Work to complete: What lines of the data hold the string "xlabel"? Pull each one out.

Records:
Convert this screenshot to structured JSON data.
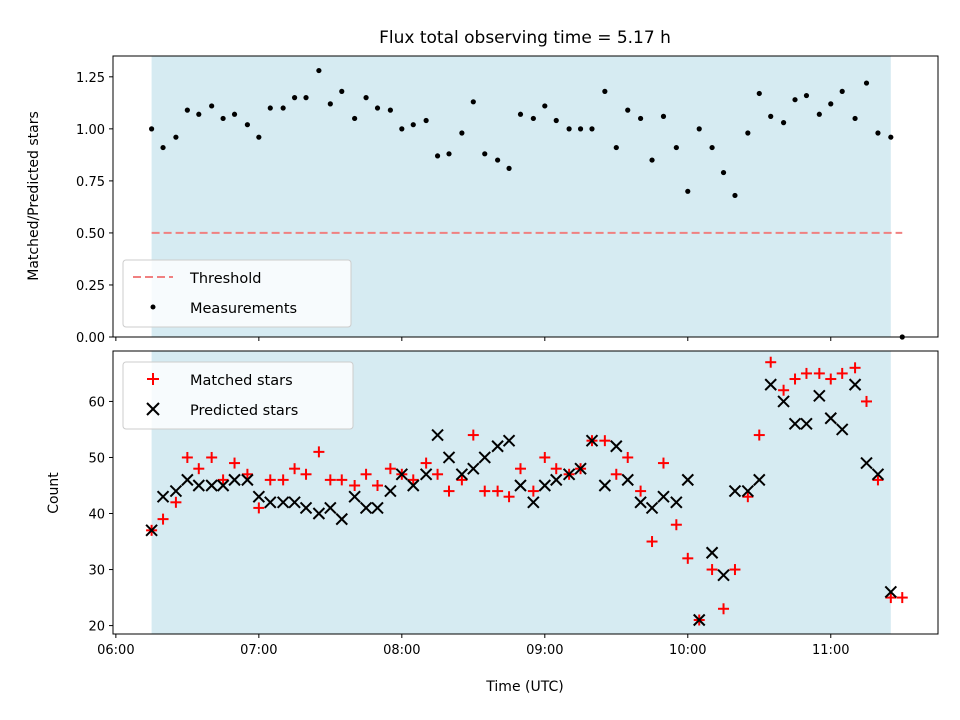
{
  "chart_data": [
    {
      "type": "scatter",
      "title": "Flux total observing time = 5.17 h",
      "xlabel": "",
      "ylabel": "Matched/Predicted stars",
      "ylim": [
        0,
        1.35
      ],
      "yticks": [
        0,
        0.25,
        0.5,
        0.75,
        1.0,
        1.25
      ],
      "ytick_labels": [
        "0.00",
        "0.25",
        "0.50",
        "0.75",
        "1.00",
        "1.25"
      ],
      "xlim_hours": [
        5.98,
        11.75
      ],
      "observing_window_hours": [
        6.25,
        11.42
      ],
      "threshold": {
        "name": "Threshold",
        "value": 0.5,
        "x_range_hours": [
          6.25,
          11.5
        ],
        "color": "#f08080"
      },
      "legend_position": "lower-left",
      "legend": [
        "Threshold",
        "Measurements"
      ],
      "series": [
        {
          "name": "Measurements",
          "marker": "dot",
          "color": "#000000",
          "x_hours": [
            6.25,
            6.33,
            6.42,
            6.5,
            6.58,
            6.67,
            6.75,
            6.83,
            6.92,
            7.0,
            7.08,
            7.17,
            7.25,
            7.33,
            7.42,
            7.5,
            7.58,
            7.67,
            7.75,
            7.83,
            7.92,
            8.0,
            8.08,
            8.17,
            8.25,
            8.33,
            8.42,
            8.5,
            8.58,
            8.67,
            8.75,
            8.83,
            8.92,
            9.0,
            9.08,
            9.17,
            9.25,
            9.33,
            9.42,
            9.5,
            9.58,
            9.67,
            9.75,
            9.83,
            9.92,
            10.0,
            10.08,
            10.17,
            10.25,
            10.33,
            10.42,
            10.5,
            10.58,
            10.67,
            10.75,
            10.83,
            10.92,
            11.0,
            11.08,
            11.17,
            11.25,
            11.33,
            11.42,
            11.5
          ],
          "values": [
            1.0,
            0.91,
            0.96,
            1.09,
            1.07,
            1.11,
            1.05,
            1.07,
            1.02,
            0.96,
            1.1,
            1.1,
            1.15,
            1.15,
            1.28,
            1.12,
            1.18,
            1.05,
            1.15,
            1.1,
            1.09,
            1.0,
            1.02,
            1.04,
            0.87,
            0.88,
            0.98,
            1.13,
            0.88,
            0.85,
            0.81,
            1.07,
            1.05,
            1.11,
            1.04,
            1.0,
            1.0,
            1.0,
            1.18,
            0.91,
            1.09,
            1.05,
            0.85,
            1.06,
            0.91,
            0.7,
            1.0,
            0.91,
            0.79,
            0.68,
            0.98,
            1.17,
            1.06,
            1.03,
            1.14,
            1.16,
            1.07,
            1.12,
            1.18,
            1.05,
            1.22,
            0.98,
            0.96,
            0.0
          ]
        }
      ]
    },
    {
      "type": "scatter",
      "title": "",
      "xlabel": "Time (UTC)",
      "ylabel": "Count",
      "ylim": [
        18.5,
        69
      ],
      "yticks": [
        20,
        30,
        40,
        50,
        60
      ],
      "ytick_labels": [
        "20",
        "30",
        "40",
        "50",
        "60"
      ],
      "xlim_hours": [
        5.98,
        11.75
      ],
      "xticks_hours": [
        6,
        7,
        8,
        9,
        10,
        11
      ],
      "xtick_labels": [
        "06:00",
        "07:00",
        "08:00",
        "09:00",
        "10:00",
        "11:00"
      ],
      "observing_window_hours": [
        6.25,
        11.42
      ],
      "legend_position": "upper-left",
      "legend": [
        "Matched stars",
        "Predicted stars"
      ],
      "series": [
        {
          "name": "Matched stars",
          "marker": "plus",
          "color": "#ff0000",
          "x_hours": [
            6.25,
            6.33,
            6.42,
            6.5,
            6.58,
            6.67,
            6.75,
            6.83,
            6.92,
            7.0,
            7.08,
            7.17,
            7.25,
            7.33,
            7.42,
            7.5,
            7.58,
            7.67,
            7.75,
            7.83,
            7.92,
            8.0,
            8.08,
            8.17,
            8.25,
            8.33,
            8.42,
            8.5,
            8.58,
            8.67,
            8.75,
            8.83,
            8.92,
            9.0,
            9.08,
            9.17,
            9.25,
            9.33,
            9.42,
            9.5,
            9.58,
            9.67,
            9.75,
            9.83,
            9.92,
            10.0,
            10.08,
            10.17,
            10.25,
            10.33,
            10.42,
            10.5,
            10.58,
            10.67,
            10.75,
            10.83,
            10.92,
            11.0,
            11.08,
            11.17,
            11.25,
            11.33,
            11.42,
            11.5
          ],
          "values": [
            37,
            39,
            42,
            50,
            48,
            50,
            46,
            49,
            47,
            41,
            46,
            46,
            48,
            47,
            51,
            46,
            46,
            45,
            47,
            45,
            48,
            47,
            46,
            49,
            47,
            44,
            46,
            54,
            44,
            44,
            43,
            48,
            44,
            50,
            48,
            47,
            48,
            53,
            53,
            47,
            50,
            44,
            35,
            49,
            38,
            32,
            21,
            30,
            23,
            30,
            43,
            54,
            67,
            62,
            64,
            65,
            65,
            64,
            65,
            66,
            60,
            46,
            25,
            25
          ]
        },
        {
          "name": "Predicted stars",
          "marker": "x",
          "color": "#000000",
          "x_hours": [
            6.25,
            6.33,
            6.42,
            6.5,
            6.58,
            6.67,
            6.75,
            6.83,
            6.92,
            7.0,
            7.08,
            7.17,
            7.25,
            7.33,
            7.42,
            7.5,
            7.58,
            7.67,
            7.75,
            7.83,
            7.92,
            8.0,
            8.08,
            8.17,
            8.25,
            8.33,
            8.42,
            8.5,
            8.58,
            8.67,
            8.75,
            8.83,
            8.92,
            9.0,
            9.08,
            9.17,
            9.25,
            9.33,
            9.42,
            9.5,
            9.58,
            9.67,
            9.75,
            9.83,
            9.92,
            10.0,
            10.08,
            10.17,
            10.25,
            10.33,
            10.42,
            10.5,
            10.58,
            10.67,
            10.75,
            10.83,
            10.92,
            11.0,
            11.08,
            11.17,
            11.25,
            11.33,
            11.42
          ],
          "values": [
            37,
            43,
            44,
            46,
            45,
            45,
            45,
            46,
            46,
            43,
            42,
            42,
            42,
            41,
            40,
            41,
            39,
            43,
            41,
            41,
            44,
            47,
            45,
            47,
            54,
            50,
            47,
            48,
            50,
            52,
            53,
            45,
            42,
            45,
            46,
            47,
            48,
            53,
            45,
            52,
            46,
            42,
            41,
            43,
            42,
            46,
            21,
            33,
            29,
            44,
            44,
            46,
            63,
            60,
            56,
            56,
            61,
            57,
            55,
            63,
            49,
            47,
            26
          ]
        }
      ]
    }
  ]
}
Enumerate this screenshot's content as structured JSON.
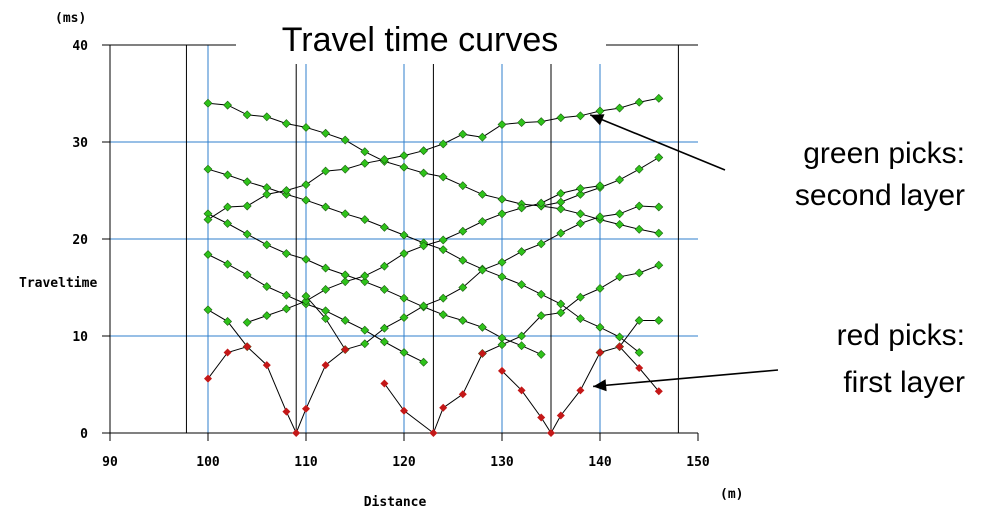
{
  "chart_data": {
    "type": "scatter",
    "title": "Travel time curves",
    "xlabel": "Distance",
    "ylabel": "Traveltime",
    "x_unit": "(m)",
    "y_unit": "(ms)",
    "xlim": [
      90,
      150
    ],
    "ylim": [
      0,
      40
    ],
    "x_ticks": [
      "90",
      "100",
      "110",
      "120",
      "130",
      "140",
      "150"
    ],
    "y_ticks": [
      "0",
      "10",
      "20",
      "30",
      "40"
    ],
    "grid": true,
    "grid_x_lines": [
      100,
      110,
      120,
      130,
      140
    ],
    "grid_y_lines": [
      10,
      20,
      30
    ],
    "source_lines": [
      97.8,
      109,
      123,
      135,
      148
    ],
    "colors": {
      "green": "#2fc21a",
      "red": "#c41818",
      "grid": "#2f7fcc",
      "line": "#000000"
    },
    "series": [
      {
        "color": "green",
        "points": [
          [
            100,
            34
          ],
          [
            102,
            33.8
          ],
          [
            104,
            32.8
          ],
          [
            106,
            32.6
          ],
          [
            108,
            31.9
          ],
          [
            110,
            31.5
          ],
          [
            112,
            30.9
          ],
          [
            114,
            30.2
          ],
          [
            116,
            29.0
          ],
          [
            118,
            28.0
          ],
          [
            120,
            27.4
          ],
          [
            122,
            26.8
          ],
          [
            124,
            26.4
          ],
          [
            126,
            25.5
          ],
          [
            128,
            24.6
          ],
          [
            130,
            24.1
          ],
          [
            132,
            23.6
          ],
          [
            134,
            23.4
          ],
          [
            136,
            23.1
          ],
          [
            138,
            22.6
          ],
          [
            140,
            22.0
          ],
          [
            142,
            21.5
          ],
          [
            144,
            21.0
          ],
          [
            146,
            20.6
          ]
        ]
      },
      {
        "color": "green",
        "points": [
          [
            100,
            22.6
          ],
          [
            102,
            21.6
          ],
          [
            104,
            20.5
          ],
          [
            106,
            19.4
          ],
          [
            108,
            18.5
          ],
          [
            110,
            17.9
          ],
          [
            112,
            17.0
          ],
          [
            114,
            16.3
          ],
          [
            116,
            15.6
          ],
          [
            118,
            14.8
          ],
          [
            120,
            13.9
          ],
          [
            122,
            13.0
          ],
          [
            124,
            12.2
          ],
          [
            126,
            11.6
          ],
          [
            128,
            10.9
          ],
          [
            130,
            9.8
          ],
          [
            132,
            9.0
          ],
          [
            134,
            8.1
          ]
        ]
      },
      {
        "color": "green",
        "points": [
          [
            134,
            23.4
          ],
          [
            136,
            23.8
          ],
          [
            138,
            24.6
          ],
          [
            140,
            25.3
          ],
          [
            142,
            26.1
          ],
          [
            144,
            27.2
          ],
          [
            146,
            28.4
          ]
        ]
      },
      {
        "color": "green",
        "points": [
          [
            100,
            27.2
          ],
          [
            102,
            26.6
          ],
          [
            104,
            25.9
          ],
          [
            106,
            25.3
          ],
          [
            108,
            24.6
          ],
          [
            110,
            24.0
          ],
          [
            112,
            23.3
          ],
          [
            114,
            22.6
          ],
          [
            116,
            22.0
          ],
          [
            118,
            21.2
          ],
          [
            120,
            20.4
          ],
          [
            122,
            19.6
          ],
          [
            124,
            18.9
          ],
          [
            126,
            17.8
          ],
          [
            128,
            16.9
          ],
          [
            130,
            16.1
          ],
          [
            132,
            15.3
          ],
          [
            134,
            14.3
          ],
          [
            136,
            13.3
          ],
          [
            138,
            11.8
          ],
          [
            140,
            10.9
          ],
          [
            142,
            9.9
          ],
          [
            144,
            8.3
          ]
        ]
      },
      {
        "color": "green",
        "points": [
          [
            100,
            18.4
          ],
          [
            102,
            17.4
          ],
          [
            104,
            16.3
          ],
          [
            106,
            15.1
          ],
          [
            108,
            14.2
          ],
          [
            110,
            13.3
          ],
          [
            112,
            12.6
          ],
          [
            114,
            11.6
          ],
          [
            116,
            10.6
          ],
          [
            118,
            9.4
          ],
          [
            120,
            8.3
          ],
          [
            122,
            7.3
          ]
        ]
      },
      {
        "color": "green",
        "points": [
          [
            100,
            12.7
          ],
          [
            102,
            11.5
          ],
          [
            104,
            8.9
          ]
        ]
      },
      {
        "color": "green",
        "points": [
          [
            104,
            11.4
          ],
          [
            106,
            12.1
          ],
          [
            108,
            12.8
          ],
          [
            110,
            13.6
          ],
          [
            112,
            14.8
          ],
          [
            114,
            15.6
          ],
          [
            116,
            16.2
          ],
          [
            118,
            17.2
          ],
          [
            120,
            18.5
          ],
          [
            122,
            19.3
          ],
          [
            124,
            19.9
          ],
          [
            126,
            20.8
          ],
          [
            128,
            21.8
          ],
          [
            130,
            22.6
          ],
          [
            132,
            23.2
          ],
          [
            134,
            23.7
          ],
          [
            136,
            24.7
          ],
          [
            138,
            25.2
          ],
          [
            140,
            25.5
          ]
        ]
      },
      {
        "color": "green",
        "points": [
          [
            100,
            22.0
          ],
          [
            102,
            23.3
          ],
          [
            104,
            23.4
          ],
          [
            106,
            24.6
          ],
          [
            108,
            25.0
          ],
          [
            110,
            25.6
          ],
          [
            112,
            27.0
          ],
          [
            114,
            27.2
          ],
          [
            116,
            27.8
          ],
          [
            118,
            28.2
          ],
          [
            120,
            28.6
          ],
          [
            122,
            29.1
          ],
          [
            124,
            29.8
          ],
          [
            126,
            30.8
          ],
          [
            128,
            30.5
          ],
          [
            130,
            31.8
          ],
          [
            132,
            32.0
          ],
          [
            134,
            32.1
          ],
          [
            136,
            32.5
          ],
          [
            138,
            32.7
          ],
          [
            140,
            33.2
          ],
          [
            142,
            33.5
          ],
          [
            144,
            34.1
          ],
          [
            146,
            34.5
          ]
        ]
      },
      {
        "color": "green",
        "points": [
          [
            110,
            14.1
          ],
          [
            112,
            11.8
          ],
          [
            114,
            8.6
          ],
          [
            116,
            9.2
          ],
          [
            118,
            10.8
          ],
          [
            120,
            11.9
          ],
          [
            122,
            13.1
          ],
          [
            124,
            13.9
          ],
          [
            126,
            15.0
          ],
          [
            128,
            16.8
          ],
          [
            130,
            17.6
          ],
          [
            132,
            18.7
          ],
          [
            134,
            19.5
          ],
          [
            136,
            20.6
          ],
          [
            138,
            21.6
          ],
          [
            140,
            22.3
          ],
          [
            142,
            22.6
          ],
          [
            144,
            23.4
          ],
          [
            146,
            23.3
          ]
        ]
      },
      {
        "color": "green",
        "points": [
          [
            128,
            8.2
          ],
          [
            130,
            9.1
          ],
          [
            132,
            10.0
          ],
          [
            134,
            12.1
          ],
          [
            136,
            12.4
          ],
          [
            138,
            14.0
          ],
          [
            140,
            14.9
          ],
          [
            142,
            16.1
          ],
          [
            144,
            16.5
          ],
          [
            146,
            17.3
          ]
        ]
      },
      {
        "color": "green",
        "points": [
          [
            140,
            8.3
          ],
          [
            142,
            8.9
          ],
          [
            144,
            11.6
          ],
          [
            146,
            11.6
          ]
        ]
      },
      {
        "color": "red",
        "points": [
          [
            100,
            5.6
          ],
          [
            102,
            8.3
          ],
          [
            104,
            8.9
          ]
        ]
      },
      {
        "color": "red",
        "points": [
          [
            104,
            8.9
          ],
          [
            106,
            7.0
          ],
          [
            108,
            2.2
          ],
          [
            109,
            0
          ],
          [
            110,
            2.5
          ],
          [
            112,
            7.0
          ],
          [
            114,
            8.6
          ]
        ]
      },
      {
        "color": "red",
        "points": [
          [
            118,
            5.1
          ],
          [
            120,
            2.3
          ],
          [
            123,
            0
          ],
          [
            124,
            2.6
          ],
          [
            126,
            4.0
          ],
          [
            128,
            8.2
          ]
        ]
      },
      {
        "color": "red",
        "points": [
          [
            130,
            6.4
          ],
          [
            132,
            4.4
          ],
          [
            134,
            1.6
          ],
          [
            135,
            0
          ],
          [
            136,
            1.8
          ],
          [
            138,
            4.4
          ],
          [
            140,
            8.3
          ]
        ]
      },
      {
        "color": "red",
        "points": [
          [
            142,
            8.9
          ],
          [
            144,
            6.7
          ],
          [
            146,
            4.3
          ]
        ]
      }
    ],
    "annotations": [
      {
        "lines": [
          "green picks:",
          "second layer"
        ],
        "points_to": [
          139,
          32.8
        ]
      },
      {
        "lines": [
          "red picks:",
          "first layer"
        ],
        "points_to": [
          139.3,
          4.8
        ]
      }
    ]
  }
}
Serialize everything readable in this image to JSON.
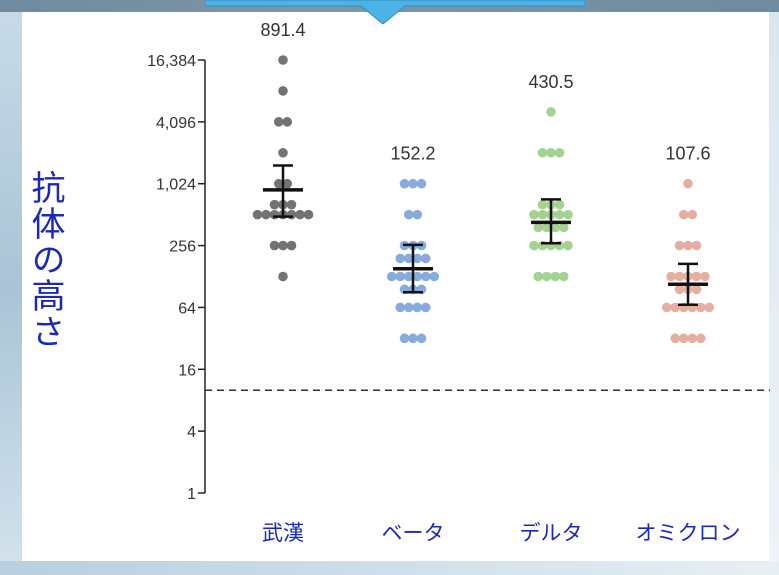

Correct answer:
      "xlabel": "",
      "xlabel": "Time (UTC)",
    "xlabel": "Distance",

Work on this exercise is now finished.